== DATA RECORDS
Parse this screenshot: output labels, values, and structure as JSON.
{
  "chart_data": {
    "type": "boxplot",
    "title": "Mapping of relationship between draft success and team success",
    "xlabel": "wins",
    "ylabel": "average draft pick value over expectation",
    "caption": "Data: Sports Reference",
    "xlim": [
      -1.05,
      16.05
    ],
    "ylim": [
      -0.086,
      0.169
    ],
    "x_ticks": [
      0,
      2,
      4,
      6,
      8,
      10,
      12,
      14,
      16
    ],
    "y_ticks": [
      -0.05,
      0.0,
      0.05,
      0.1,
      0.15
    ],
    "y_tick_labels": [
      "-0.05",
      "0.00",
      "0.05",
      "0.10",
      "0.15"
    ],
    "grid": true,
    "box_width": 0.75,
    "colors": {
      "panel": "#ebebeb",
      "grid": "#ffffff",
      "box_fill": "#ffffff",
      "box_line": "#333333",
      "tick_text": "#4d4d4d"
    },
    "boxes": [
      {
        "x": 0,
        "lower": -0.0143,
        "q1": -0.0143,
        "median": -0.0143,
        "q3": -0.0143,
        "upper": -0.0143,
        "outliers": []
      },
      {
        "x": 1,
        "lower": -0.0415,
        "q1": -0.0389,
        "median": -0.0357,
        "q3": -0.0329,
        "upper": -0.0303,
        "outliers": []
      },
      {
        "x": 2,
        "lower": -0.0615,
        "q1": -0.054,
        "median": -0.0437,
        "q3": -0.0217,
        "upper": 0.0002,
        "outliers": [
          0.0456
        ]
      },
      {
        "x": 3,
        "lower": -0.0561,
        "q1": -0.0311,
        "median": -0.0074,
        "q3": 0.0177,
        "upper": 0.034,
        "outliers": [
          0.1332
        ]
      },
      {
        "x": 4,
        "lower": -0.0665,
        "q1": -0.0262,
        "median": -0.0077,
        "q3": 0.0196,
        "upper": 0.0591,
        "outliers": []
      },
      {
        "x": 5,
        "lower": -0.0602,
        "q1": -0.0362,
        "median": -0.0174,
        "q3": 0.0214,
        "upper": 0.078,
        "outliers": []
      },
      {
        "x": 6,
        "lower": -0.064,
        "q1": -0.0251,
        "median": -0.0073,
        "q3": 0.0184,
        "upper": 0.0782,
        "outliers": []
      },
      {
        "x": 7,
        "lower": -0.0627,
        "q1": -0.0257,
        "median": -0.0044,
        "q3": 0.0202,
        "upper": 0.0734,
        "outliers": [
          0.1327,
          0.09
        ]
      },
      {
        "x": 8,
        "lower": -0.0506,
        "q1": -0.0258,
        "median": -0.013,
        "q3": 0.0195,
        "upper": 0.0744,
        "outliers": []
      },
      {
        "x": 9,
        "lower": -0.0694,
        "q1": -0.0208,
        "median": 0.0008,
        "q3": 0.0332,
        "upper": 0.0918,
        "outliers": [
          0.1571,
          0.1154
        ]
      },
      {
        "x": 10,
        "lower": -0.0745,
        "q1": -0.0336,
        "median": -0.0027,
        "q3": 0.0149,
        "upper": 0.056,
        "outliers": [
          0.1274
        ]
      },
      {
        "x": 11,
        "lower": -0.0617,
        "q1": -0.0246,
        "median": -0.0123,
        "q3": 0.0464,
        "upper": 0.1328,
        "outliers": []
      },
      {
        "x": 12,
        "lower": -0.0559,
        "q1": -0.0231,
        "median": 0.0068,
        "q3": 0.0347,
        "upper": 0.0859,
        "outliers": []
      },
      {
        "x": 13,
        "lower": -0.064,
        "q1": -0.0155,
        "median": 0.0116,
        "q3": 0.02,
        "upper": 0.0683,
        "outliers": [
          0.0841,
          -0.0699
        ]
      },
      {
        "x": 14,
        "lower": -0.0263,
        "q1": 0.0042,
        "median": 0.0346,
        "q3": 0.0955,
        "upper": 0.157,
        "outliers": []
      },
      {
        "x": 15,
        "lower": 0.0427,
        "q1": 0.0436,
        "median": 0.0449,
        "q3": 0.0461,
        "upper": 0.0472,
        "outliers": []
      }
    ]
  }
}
====
Write out all records exactly, keeping every detail.

▶ [RESULT OF THE EXERCISE]
Parse this screenshot: output labels, values, and structure as JSON.
{
  "chart_data": {
    "type": "boxplot",
    "title": "Mapping of relationship between draft success and team success",
    "xlabel": "wins",
    "ylabel": "average draft pick value over expectation",
    "caption": "Data: Sports Reference",
    "xlim": [
      -1.05,
      16.05
    ],
    "ylim": [
      -0.086,
      0.169
    ],
    "x_ticks": [
      0,
      2,
      4,
      6,
      8,
      10,
      12,
      14,
      16
    ],
    "y_ticks": [
      -0.05,
      0.0,
      0.05,
      0.1,
      0.15
    ],
    "y_tick_labels": [
      "-0.05",
      "0.00",
      "0.05",
      "0.10",
      "0.15"
    ],
    "grid": true,
    "box_width": 0.75,
    "colors": {
      "panel": "#ebebeb",
      "grid": "#ffffff",
      "box_fill": "#ffffff",
      "box_line": "#333333",
      "tick_text": "#4d4d4d"
    },
    "boxes": [
      {
        "x": 0,
        "lower": -0.0143,
        "q1": -0.0143,
        "median": -0.0143,
        "q3": -0.0143,
        "upper": -0.0143,
        "outliers": []
      },
      {
        "x": 1,
        "lower": -0.0415,
        "q1": -0.0389,
        "median": -0.0357,
        "q3": -0.0329,
        "upper": -0.0303,
        "outliers": []
      },
      {
        "x": 2,
        "lower": -0.0615,
        "q1": -0.054,
        "median": -0.0437,
        "q3": -0.0217,
        "upper": 0.0002,
        "outliers": [
          0.0456
        ]
      },
      {
        "x": 3,
        "lower": -0.0561,
        "q1": -0.0311,
        "median": -0.0074,
        "q3": 0.0177,
        "upper": 0.034,
        "outliers": [
          0.1332
        ]
      },
      {
        "x": 4,
        "lower": -0.0665,
        "q1": -0.0262,
        "median": -0.0077,
        "q3": 0.0196,
        "upper": 0.0591,
        "outliers": []
      },
      {
        "x": 5,
        "lower": -0.0602,
        "q1": -0.0362,
        "median": -0.0174,
        "q3": 0.0214,
        "upper": 0.078,
        "outliers": []
      },
      {
        "x": 6,
        "lower": -0.064,
        "q1": -0.0251,
        "median": -0.0073,
        "q3": 0.0184,
        "upper": 0.0782,
        "outliers": []
      },
      {
        "x": 7,
        "lower": -0.0627,
        "q1": -0.0257,
        "median": -0.0044,
        "q3": 0.0202,
        "upper": 0.0734,
        "outliers": [
          0.1327,
          0.09
        ]
      },
      {
        "x": 8,
        "lower": -0.0506,
        "q1": -0.0258,
        "median": -0.013,
        "q3": 0.0195,
        "upper": 0.0744,
        "outliers": []
      },
      {
        "x": 9,
        "lower": -0.0694,
        "q1": -0.0208,
        "median": 0.0008,
        "q3": 0.0332,
        "upper": 0.0918,
        "outliers": [
          0.1571,
          0.1154
        ]
      },
      {
        "x": 10,
        "lower": -0.0745,
        "q1": -0.0336,
        "median": -0.0027,
        "q3": 0.0149,
        "upper": 0.056,
        "outliers": [
          0.1274
        ]
      },
      {
        "x": 11,
        "lower": -0.0617,
        "q1": -0.0246,
        "median": -0.0123,
        "q3": 0.0464,
        "upper": 0.1328,
        "outliers": []
      },
      {
        "x": 12,
        "lower": -0.0559,
        "q1": -0.0231,
        "median": 0.0068,
        "q3": 0.0347,
        "upper": 0.0859,
        "outliers": []
      },
      {
        "x": 13,
        "lower": -0.064,
        "q1": -0.0155,
        "median": 0.0116,
        "q3": 0.02,
        "upper": 0.0683,
        "outliers": [
          0.0841,
          -0.0699
        ]
      },
      {
        "x": 14,
        "lower": -0.0263,
        "q1": 0.0042,
        "median": 0.0346,
        "q3": 0.0955,
        "upper": 0.157,
        "outliers": []
      },
      {
        "x": 15,
        "lower": 0.0427,
        "q1": 0.0436,
        "median": 0.0449,
        "q3": 0.0461,
        "upper": 0.0472,
        "outliers": []
      }
    ]
  }
}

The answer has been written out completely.